Work to be completed – Repeat the data that follows, word for word, without the images.

Dataset extract –
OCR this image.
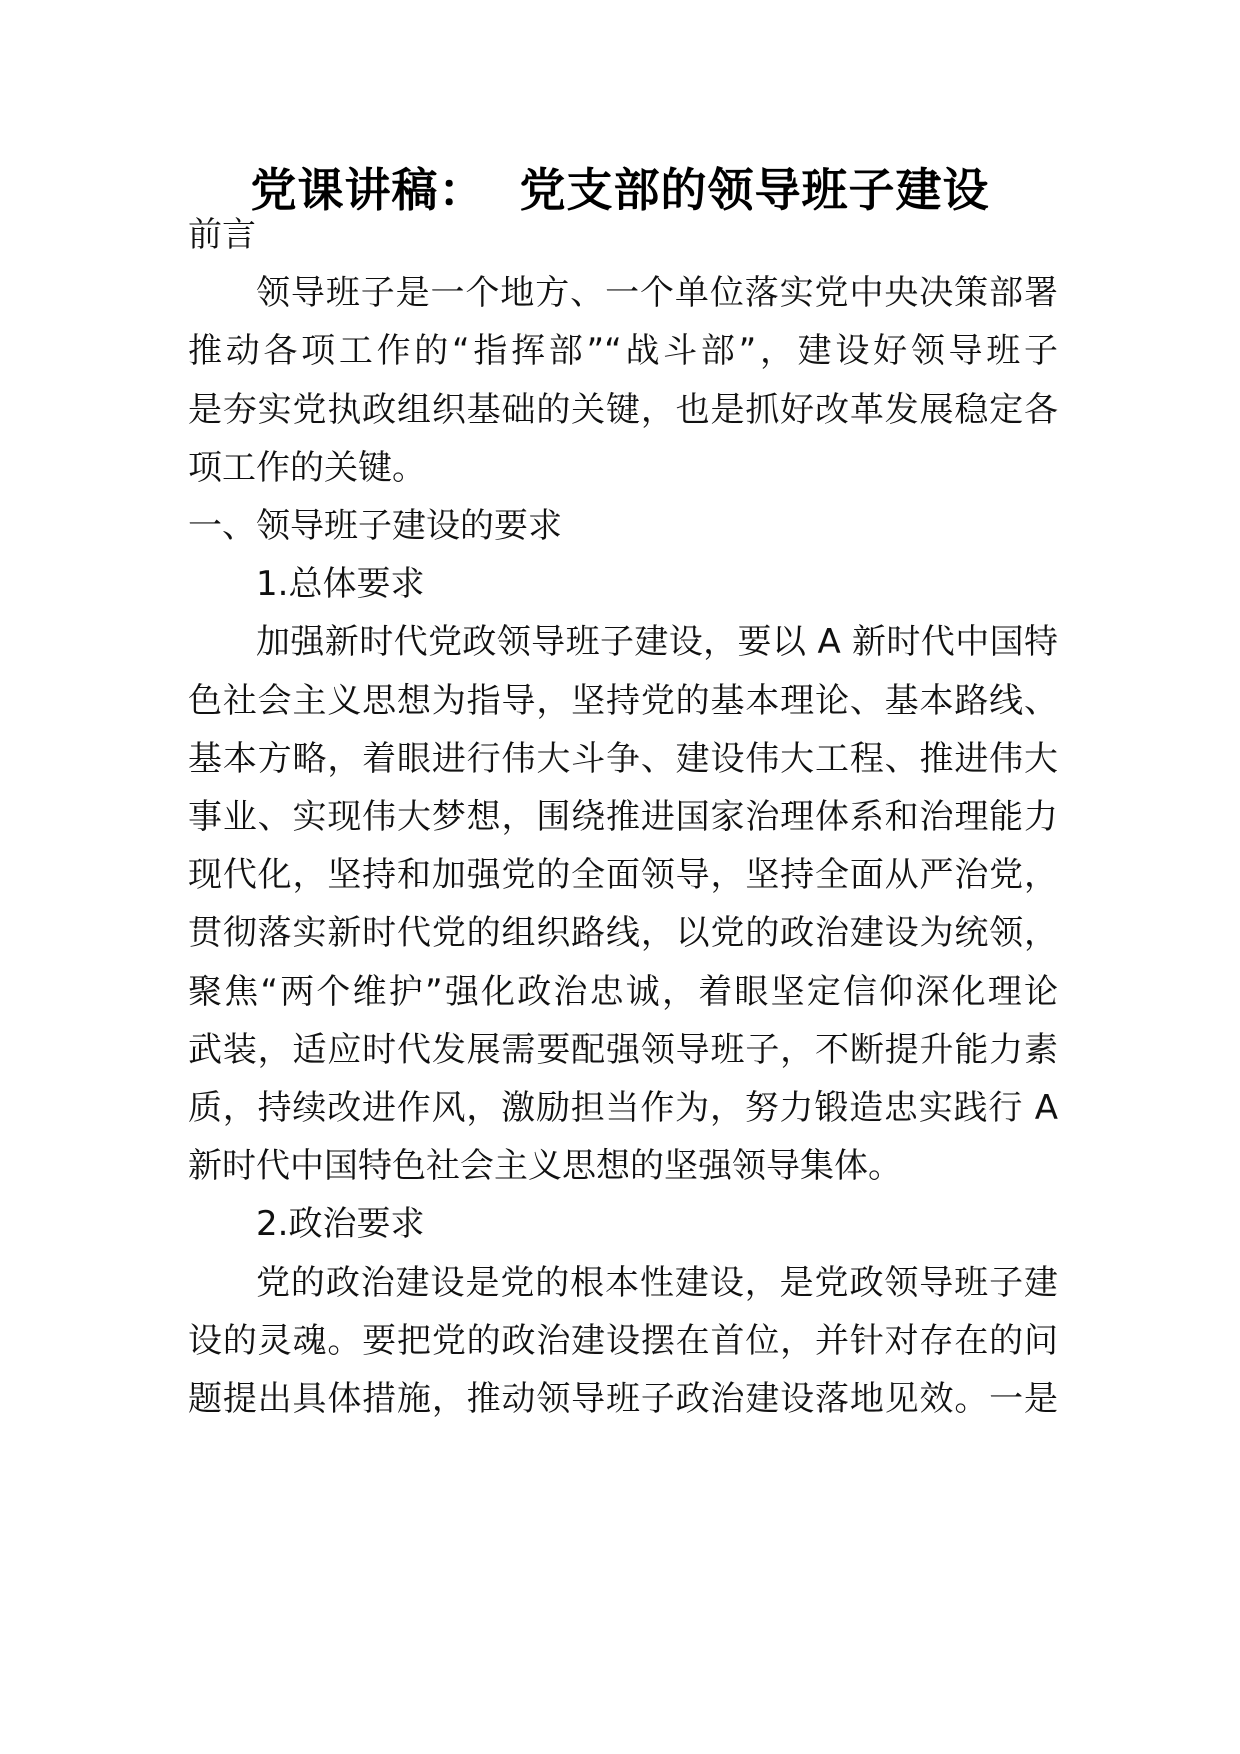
党课讲稿：  党支部的领导班子建设
前言
领导班子是一个地方、一个单位落实党中央决策部署
推动各项工作的“指挥部”“战斗部”，建设好领导班子
是夯实党执政组织基础的关键，也是抓好改革发展稳定各
项工作的关键。
一、领导班子建设的要求
1.总体要求
加强新时代党政领导班子建设，要以 A 新时代中国特
色社会主义思想为指导，坚持党的基本理论、基本路线、
基本方略，着眼进行伟大斗争、建设伟大工程、推进伟大
事业、实现伟大梦想，围绕推进国家治理体系和治理能力
现代化，坚持和加强党的全面领导，坚持全面从严治党，
贯彻落实新时代党的组织路线，以党的政治建设为统领，
聚焦“两个维护”强化政治忠诚，着眼坚定信仰深化理论
武装，适应时代发展需要配强领导班子，不断提升能力素
质，持续改进作风，激励担当作为，努力锻造忠实践行 A
新时代中国特色社会主义思想的坚强领导集体。
2.政治要求
党的政治建设是党的根本性建设，是党政领导班子建
设的灵魂。要把党的政治建设摆在首位，并针对存在的问
题提出具体措施，推动领导班子政治建设落地见效。一是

Complete response –
OCR this image.
党课讲稿：  党支部的领导班子建设
前言
领导班子是一个地方、一个单位落实党中央决策部署
推动各项工作的“指挥部”“战斗部”，建设好领导班子
是夯实党执政组织基础的关键，也是抓好改革发展稳定各
项工作的关键。
一、领导班子建设的要求
1.总体要求
加强新时代党政领导班子建设，要以 A 新时代中国特
色社会主义思想为指导，坚持党的基本理论、基本路线、
基本方略，着眼进行伟大斗争、建设伟大工程、推进伟大
事业、实现伟大梦想，围绕推进国家治理体系和治理能力
现代化，坚持和加强党的全面领导，坚持全面从严治党，
贯彻落实新时代党的组织路线，以党的政治建设为统领，
聚焦“两个维护”强化政治忠诚，着眼坚定信仰深化理论
武装，适应时代发展需要配强领导班子，不断提升能力素
质，持续改进作风，激励担当作为，努力锻造忠实践行 A
新时代中国特色社会主义思想的坚强领导集体。
2.政治要求
党的政治建设是党的根本性建设，是党政领导班子建
设的灵魂。要把党的政治建设摆在首位，并针对存在的问
题提出具体措施，推动领导班子政治建设落地见效。一是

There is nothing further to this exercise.